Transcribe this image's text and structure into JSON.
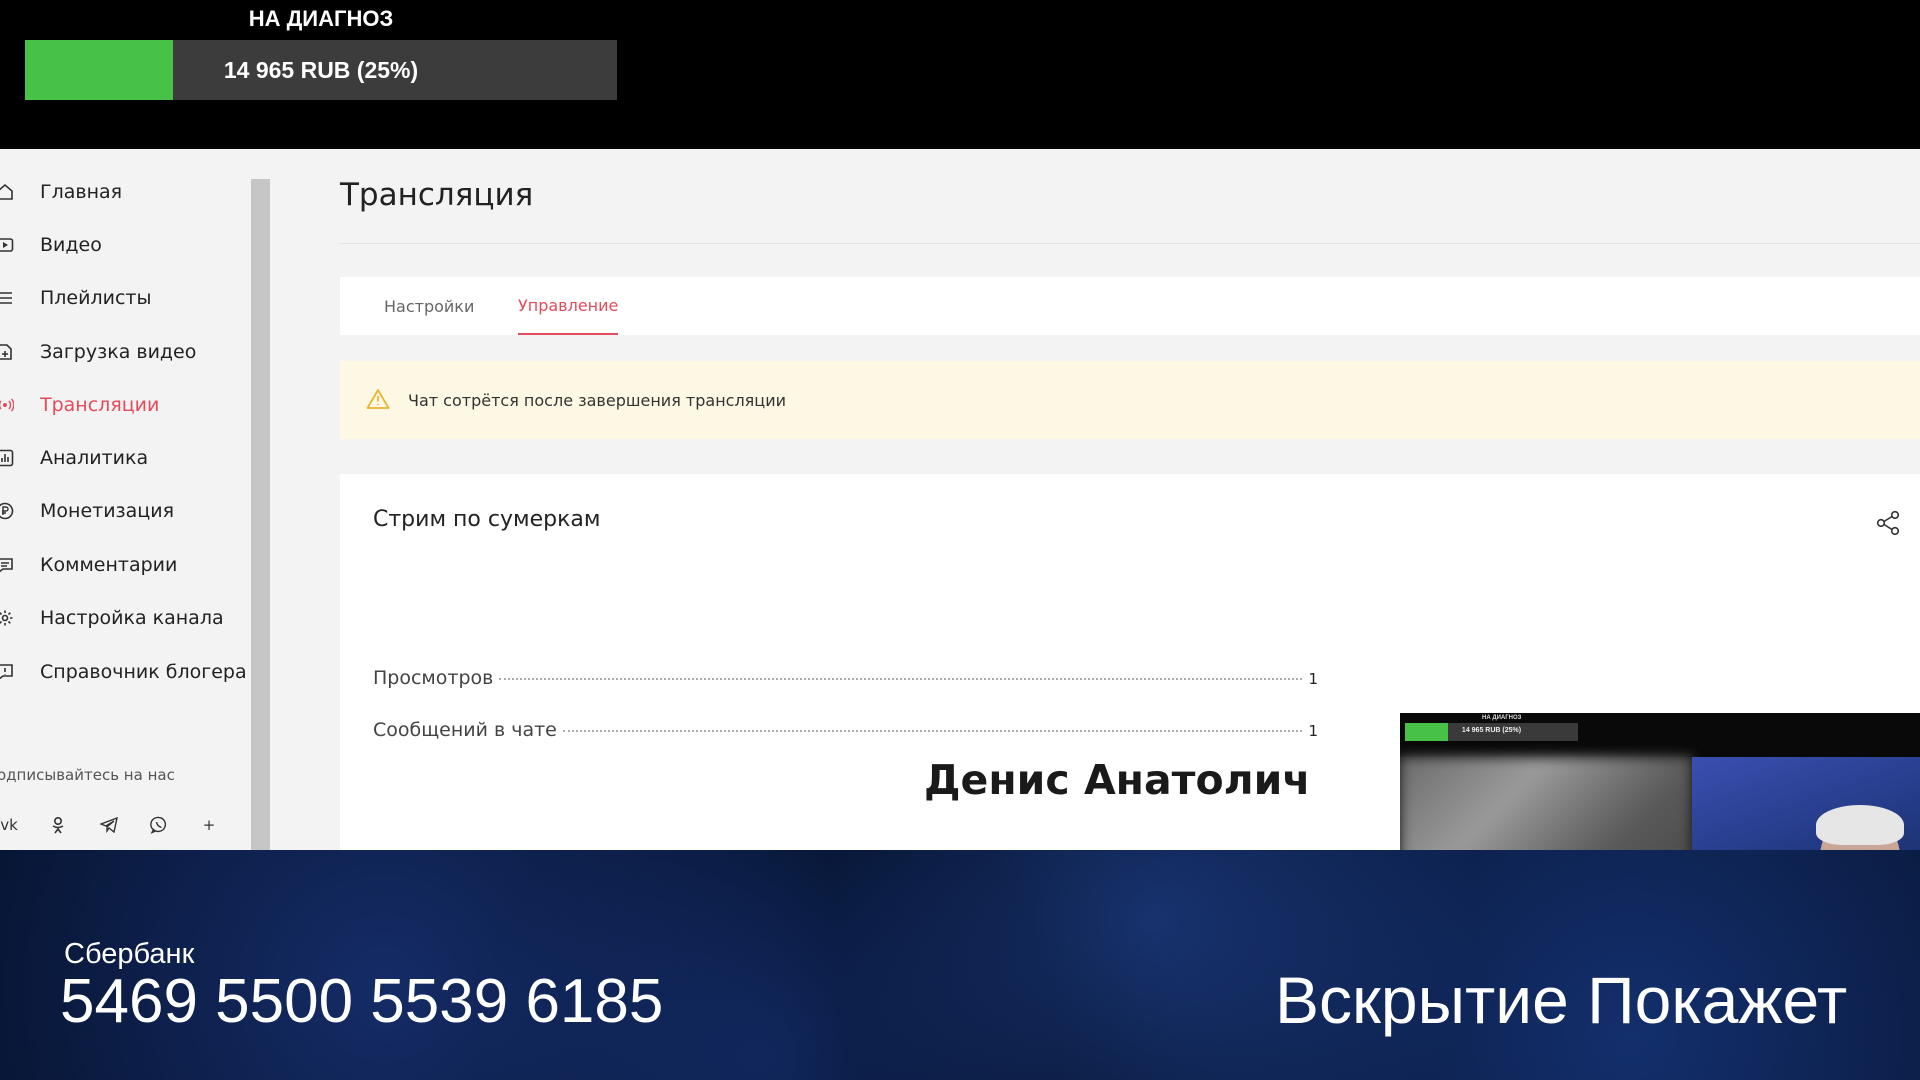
{
  "donation": {
    "title": "НА ДИАГНОЗ",
    "amount_text": "14 965 RUB (25%)",
    "progress": 0.25,
    "fill_color": "#47c247"
  },
  "studio": {
    "sidebar": {
      "items": [
        {
          "label": "Главная",
          "icon": "home-icon"
        },
        {
          "label": "Видео",
          "icon": "video-icon"
        },
        {
          "label": "Плейлисты",
          "icon": "playlist-icon"
        },
        {
          "label": "Загрузка видео",
          "icon": "upload-icon"
        },
        {
          "label": "Трансляции",
          "icon": "broadcast-icon",
          "active": true
        },
        {
          "label": "Аналитика",
          "icon": "analytics-icon"
        },
        {
          "label": "Монетизация",
          "icon": "ruble-icon"
        },
        {
          "label": "Комментарии",
          "icon": "comments-icon"
        },
        {
          "label": "Настройка канала",
          "icon": "gear-icon"
        },
        {
          "label": "Справочник блогера",
          "icon": "info-icon"
        }
      ],
      "follow_label": "одписывайтесь на нас",
      "socials": [
        "vk-icon",
        "odnoklassniki-icon",
        "telegram-icon",
        "viber-icon",
        "plus-icon"
      ]
    },
    "page_title": "Трансляция",
    "tabs": [
      {
        "label": "Настройки",
        "active": false
      },
      {
        "label": "Управление",
        "active": true
      }
    ],
    "notice": "Чат сотрётся после завершения трансляции",
    "stream": {
      "title": "Стрим по сумеркам",
      "stats": [
        {
          "label": "Просмотров",
          "value": "1"
        },
        {
          "label": "Сообщений в чате",
          "value": "1"
        }
      ],
      "chat_name_overlay": "Денис Анатолич Н"
    },
    "preview": {
      "mini_title": "НА ДИАГНОЗ",
      "mini_amount": "14 965 RUB (25%)",
      "playback_progress": 0.98
    },
    "accent_color": "#e44b5b"
  },
  "banner": {
    "bank": "Сбербанк",
    "card_number": "5469 5500 5539 6185",
    "slogan": "Вскрытие Покажет"
  }
}
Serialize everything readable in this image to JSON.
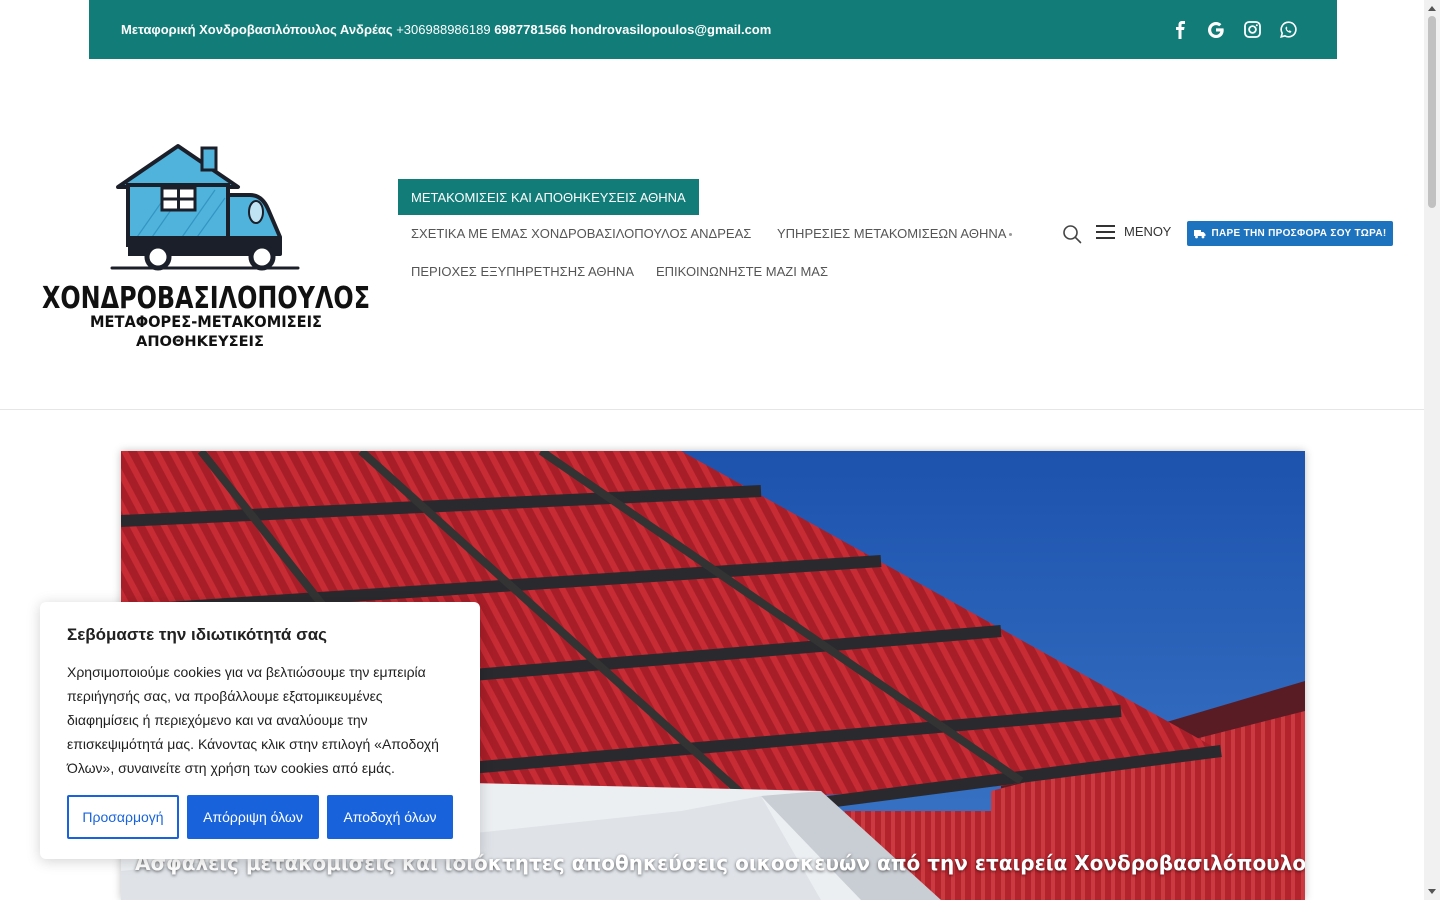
{
  "topbar": {
    "company": "Μεταφορική Χονδροβασιλόπουλος Ανδρέας ",
    "phone1": "+306988986189",
    "phone2": " 6987781566 ",
    "email": "hondrovasilopoulos@gmail.com",
    "social_icons": [
      "facebook-icon",
      "google-icon",
      "instagram-icon",
      "whatsapp-icon"
    ]
  },
  "logo": {
    "line1": "ΧΟΝΔΡΟΒΑΣΙΛΟΠΟΥΛΟΣ",
    "line2": "ΜΕΤΑΦΟΡΕΣ-ΜΕΤΑΚΟΜΙΣΕΙΣ",
    "line3": "ΑΠΟΘΗΚΕΥΣΕΙΣ"
  },
  "nav": {
    "active": "ΜΕΤΑΚΟΜΙΣΕΙΣ ΚΑΙ ΑΠΟΘΗΚΕΥΣΕΙΣ ΑΘΗΝΑ",
    "items": [
      "ΣΧΕΤΙΚΑ ΜΕ ΕΜΑΣ ΧΟΝΔΡΟΒΑΣΙΛΟΠΟΥΛΟΣ ΑΝΔΡΕΑΣ",
      "ΥΠΗΡΕΣΙΕΣ ΜΕΤΑΚΟΜΙΣΕΩΝ ΑΘΗΝΑ",
      "ΠΕΡΙΟΧΕΣ ΕΞΥΠΗΡΕΤΗΣΗΣ ΑΘΗΝΑ",
      "ΕΠΙΚΟΙΝΩΝΗΣΤΕ ΜΑΖΙ ΜΑΣ"
    ],
    "menu_label": "ΜΕΝΟΥ",
    "cta_label": "ΠΑΡΕ ΤΗΝ ΠΡΟΣΦΟΡΑ ΣΟΥ ΤΩΡΑ!"
  },
  "hero": {
    "caption": "Ασφαλείς μετακομίσεις και ιδιόκτητες αποθηκεύσεις οικοσκευών από την εταιρεία Χονδροβασιλόπουλος."
  },
  "cookie": {
    "title": "Σεβόμαστε την ιδιωτικότητά σας",
    "body": "Χρησιμοποιούμε cookies για να βελτιώσουμε την εμπειρία περιήγησής σας, να προβάλλουμε εξατομικευμένες διαφημίσεις ή περιεχόμενο και να αναλύουμε την επισκεψιμότητά μας. Κάνοντας κλικ στην επιλογή «Αποδοχή Όλων», συναινείτε στη χρήση των cookies από εμάς.",
    "customize": "Προσαρμογή",
    "reject": "Απόρριψη όλων",
    "accept": "Αποδοχή όλων"
  },
  "colors": {
    "brand_teal": "#117c78",
    "cta_blue": "#1e73be",
    "cookie_blue": "#1863dc"
  }
}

——————————

• _What this task involves_
Write the records above out again exactly, with no pictures in your copy.

• _Answer to this task_
Transcribe this image's text and structure into JSON.
{
  "donation": {
    "title": "НА ДИАГНОЗ",
    "amount_text": "14 965 RUB (25%)",
    "progress": 0.25,
    "fill_color": "#47c247"
  },
  "studio": {
    "sidebar": {
      "items": [
        {
          "label": "Главная",
          "icon": "home-icon"
        },
        {
          "label": "Видео",
          "icon": "video-icon"
        },
        {
          "label": "Плейлисты",
          "icon": "playlist-icon"
        },
        {
          "label": "Загрузка видео",
          "icon": "upload-icon"
        },
        {
          "label": "Трансляции",
          "icon": "broadcast-icon",
          "active": true
        },
        {
          "label": "Аналитика",
          "icon": "analytics-icon"
        },
        {
          "label": "Монетизация",
          "icon": "ruble-icon"
        },
        {
          "label": "Комментарии",
          "icon": "comments-icon"
        },
        {
          "label": "Настройка канала",
          "icon": "gear-icon"
        },
        {
          "label": "Справочник блогера",
          "icon": "info-icon"
        }
      ],
      "follow_label": "одписывайтесь на нас",
      "socials": [
        "vk-icon",
        "odnoklassniki-icon",
        "telegram-icon",
        "viber-icon",
        "plus-icon"
      ]
    },
    "page_title": "Трансляция",
    "tabs": [
      {
        "label": "Настройки",
        "active": false
      },
      {
        "label": "Управление",
        "active": true
      }
    ],
    "notice": "Чат сотрётся после завершения трансляции",
    "stream": {
      "title": "Стрим по сумеркам",
      "stats": [
        {
          "label": "Просмотров",
          "value": "1"
        },
        {
          "label": "Сообщений в чате",
          "value": "1"
        }
      ],
      "chat_name_overlay": "Денис Анатолич Н"
    },
    "preview": {
      "mini_title": "НА ДИАГНОЗ",
      "mini_amount": "14 965 RUB (25%)",
      "playback_progress": 0.98
    },
    "accent_color": "#e44b5b"
  },
  "banner": {
    "bank": "Сбербанк",
    "card_number": "5469 5500 5539 6185",
    "slogan": "Вскрытие Покажет"
  }
}
Serialize everything readable in this image to JSON.
{
  "topbar": {
    "company": "Μεταφορική Χονδροβασιλόπουλος Ανδρέας ",
    "phone1": "+306988986189",
    "phone2": " 6987781566 ",
    "email": "hondrovasilopoulos@gmail.com",
    "social_icons": [
      "facebook-icon",
      "google-icon",
      "instagram-icon",
      "whatsapp-icon"
    ]
  },
  "logo": {
    "line1": "ΧΟΝΔΡΟΒΑΣΙΛΟΠΟΥΛΟΣ",
    "line2": "ΜΕΤΑΦΟΡΕΣ-ΜΕΤΑΚΟΜΙΣΕΙΣ",
    "line3": "ΑΠΟΘΗΚΕΥΣΕΙΣ"
  },
  "nav": {
    "active": "ΜΕΤΑΚΟΜΙΣΕΙΣ ΚΑΙ ΑΠΟΘΗΚΕΥΣΕΙΣ ΑΘΗΝΑ",
    "items": [
      "ΣΧΕΤΙΚΑ ΜΕ ΕΜΑΣ ΧΟΝΔΡΟΒΑΣΙΛΟΠΟΥΛΟΣ ΑΝΔΡΕΑΣ",
      "ΥΠΗΡΕΣΙΕΣ ΜΕΤΑΚΟΜΙΣΕΩΝ ΑΘΗΝΑ",
      "ΠΕΡΙΟΧΕΣ ΕΞΥΠΗΡΕΤΗΣΗΣ ΑΘΗΝΑ",
      "ΕΠΙΚΟΙΝΩΝΗΣΤΕ ΜΑΖΙ ΜΑΣ"
    ],
    "menu_label": "ΜΕΝΟΥ",
    "cta_label": "ΠΑΡΕ ΤΗΝ ΠΡΟΣΦΟΡΑ ΣΟΥ ΤΩΡΑ!"
  },
  "hero": {
    "caption": "Ασφαλείς μετακομίσεις και ιδιόκτητες αποθηκεύσεις οικοσκευών από την εταιρεία Χονδροβασιλόπουλος."
  },
  "cookie": {
    "title": "Σεβόμαστε την ιδιωτικότητά σας",
    "body": "Χρησιμοποιούμε cookies για να βελτιώσουμε την εμπειρία περιήγησής σας, να προβάλλουμε εξατομικευμένες διαφημίσεις ή περιεχόμενο και να αναλύουμε την επισκεψιμότητά μας. Κάνοντας κλικ στην επιλογή «Αποδοχή Όλων», συναινείτε στη χρήση των cookies από εμάς.",
    "customize": "Προσαρμογή",
    "reject": "Απόρριψη όλων",
    "accept": "Αποδοχή όλων"
  },
  "colors": {
    "brand_teal": "#117c78",
    "cta_blue": "#1e73be",
    "cookie_blue": "#1863dc"
  }
}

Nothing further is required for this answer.